- **SHORT EXERCISE**: In the listing below, can you swap "y-tick-label" for "y-axis-tick" wherever it occurs and give back every line with nothing else changed?

# Start of SOURCE DATA

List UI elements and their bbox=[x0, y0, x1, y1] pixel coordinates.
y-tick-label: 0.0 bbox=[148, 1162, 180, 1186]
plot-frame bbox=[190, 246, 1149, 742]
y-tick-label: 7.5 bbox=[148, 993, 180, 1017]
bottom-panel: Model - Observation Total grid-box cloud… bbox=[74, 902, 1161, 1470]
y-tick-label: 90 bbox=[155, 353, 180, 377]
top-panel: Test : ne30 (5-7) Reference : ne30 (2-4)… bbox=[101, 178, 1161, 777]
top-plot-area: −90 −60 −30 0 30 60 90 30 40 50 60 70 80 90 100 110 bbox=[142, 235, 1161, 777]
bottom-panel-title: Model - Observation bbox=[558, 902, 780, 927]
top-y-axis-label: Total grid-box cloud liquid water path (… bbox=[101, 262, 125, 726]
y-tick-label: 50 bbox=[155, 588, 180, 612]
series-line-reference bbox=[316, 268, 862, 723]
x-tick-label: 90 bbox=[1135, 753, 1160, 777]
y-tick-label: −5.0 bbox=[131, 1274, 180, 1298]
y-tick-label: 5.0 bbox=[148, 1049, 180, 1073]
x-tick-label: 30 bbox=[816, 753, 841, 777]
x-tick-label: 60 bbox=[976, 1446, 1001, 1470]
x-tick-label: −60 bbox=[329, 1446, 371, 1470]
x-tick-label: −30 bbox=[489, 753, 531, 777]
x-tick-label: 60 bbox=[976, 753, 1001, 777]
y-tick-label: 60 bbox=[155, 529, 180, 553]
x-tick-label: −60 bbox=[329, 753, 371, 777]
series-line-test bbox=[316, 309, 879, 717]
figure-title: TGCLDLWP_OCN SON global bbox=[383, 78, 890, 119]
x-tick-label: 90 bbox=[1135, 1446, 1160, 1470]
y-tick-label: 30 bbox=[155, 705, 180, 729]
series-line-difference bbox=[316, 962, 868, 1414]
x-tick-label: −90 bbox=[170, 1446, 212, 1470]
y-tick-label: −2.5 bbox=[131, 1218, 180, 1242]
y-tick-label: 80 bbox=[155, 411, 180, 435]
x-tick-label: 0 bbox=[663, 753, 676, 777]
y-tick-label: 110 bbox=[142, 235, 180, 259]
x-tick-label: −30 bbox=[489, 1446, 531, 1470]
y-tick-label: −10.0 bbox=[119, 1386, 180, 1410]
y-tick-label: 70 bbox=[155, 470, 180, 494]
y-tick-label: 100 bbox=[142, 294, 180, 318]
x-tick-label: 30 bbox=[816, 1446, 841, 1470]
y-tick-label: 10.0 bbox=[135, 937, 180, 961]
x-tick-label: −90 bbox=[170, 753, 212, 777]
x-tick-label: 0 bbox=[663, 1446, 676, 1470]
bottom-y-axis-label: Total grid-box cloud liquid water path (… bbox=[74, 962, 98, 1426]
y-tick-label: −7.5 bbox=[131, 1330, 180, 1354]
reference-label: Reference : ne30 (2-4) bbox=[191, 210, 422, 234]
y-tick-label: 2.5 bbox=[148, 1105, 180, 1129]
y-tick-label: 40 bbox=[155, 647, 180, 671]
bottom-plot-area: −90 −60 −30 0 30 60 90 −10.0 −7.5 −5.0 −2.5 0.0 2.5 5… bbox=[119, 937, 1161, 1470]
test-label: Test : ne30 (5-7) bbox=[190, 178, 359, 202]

# End of SOURCE DATA

- **REPLY**:
List UI elements and their bbox=[x0, y0, x1, y1] pixel coordinates.
y-axis-tick: 0.0 bbox=[148, 1162, 180, 1186]
plot-frame bbox=[190, 246, 1149, 742]
y-axis-tick: 7.5 bbox=[148, 993, 180, 1017]
bottom-panel: Model - Observation Total grid-box cloud… bbox=[74, 902, 1161, 1470]
y-axis-tick: 90 bbox=[155, 353, 180, 377]
top-panel: Test : ne30 (5-7) Reference : ne30 (2-4)… bbox=[101, 178, 1161, 777]
top-plot-area: −90 −60 −30 0 30 60 90 30 40 50 60 70 80 90 100 110 bbox=[142, 235, 1161, 777]
bottom-panel-title: Model - Observation bbox=[558, 902, 780, 927]
top-y-axis-label: Total grid-box cloud liquid water path (… bbox=[101, 262, 125, 726]
y-axis-tick: 50 bbox=[155, 588, 180, 612]
series-line-reference bbox=[316, 268, 862, 723]
x-tick-label: 90 bbox=[1135, 753, 1160, 777]
y-axis-tick: −5.0 bbox=[131, 1274, 180, 1298]
y-axis-tick: 5.0 bbox=[148, 1049, 180, 1073]
x-tick-label: 30 bbox=[816, 753, 841, 777]
x-tick-label: 60 bbox=[976, 1446, 1001, 1470]
x-tick-label: −60 bbox=[329, 1446, 371, 1470]
x-tick-label: −30 bbox=[489, 753, 531, 777]
x-tick-label: 60 bbox=[976, 753, 1001, 777]
y-axis-tick: 60 bbox=[155, 529, 180, 553]
x-tick-label: −60 bbox=[329, 753, 371, 777]
series-line-test bbox=[316, 309, 879, 717]
figure-title: TGCLDLWP_OCN SON global bbox=[383, 78, 890, 119]
x-tick-label: 90 bbox=[1135, 1446, 1160, 1470]
y-axis-tick: 30 bbox=[155, 705, 180, 729]
series-line-difference bbox=[316, 962, 868, 1414]
x-tick-label: −90 bbox=[170, 1446, 212, 1470]
y-axis-tick: −2.5 bbox=[131, 1218, 180, 1242]
y-axis-tick: 80 bbox=[155, 411, 180, 435]
x-tick-label: 0 bbox=[663, 753, 676, 777]
y-axis-tick: 110 bbox=[142, 235, 180, 259]
x-tick-label: −30 bbox=[489, 1446, 531, 1470]
y-axis-tick: −10.0 bbox=[119, 1386, 180, 1410]
y-axis-tick: 70 bbox=[155, 470, 180, 494]
y-axis-tick: 100 bbox=[142, 294, 180, 318]
x-tick-label: 30 bbox=[816, 1446, 841, 1470]
y-axis-tick: 10.0 bbox=[135, 937, 180, 961]
x-tick-label: −90 bbox=[170, 753, 212, 777]
x-tick-label: 0 bbox=[663, 1446, 676, 1470]
bottom-y-axis-label: Total grid-box cloud liquid water path (… bbox=[74, 962, 98, 1426]
y-axis-tick: −7.5 bbox=[131, 1330, 180, 1354]
reference-label: Reference : ne30 (2-4) bbox=[191, 210, 422, 234]
y-axis-tick: 2.5 bbox=[148, 1105, 180, 1129]
y-axis-tick: 40 bbox=[155, 647, 180, 671]
bottom-plot-area: −90 −60 −30 0 30 60 90 −10.0 −7.5 −5.0 −2.5 0.0 2.5 5… bbox=[119, 937, 1161, 1470]
test-label: Test : ne30 (5-7) bbox=[190, 178, 359, 202]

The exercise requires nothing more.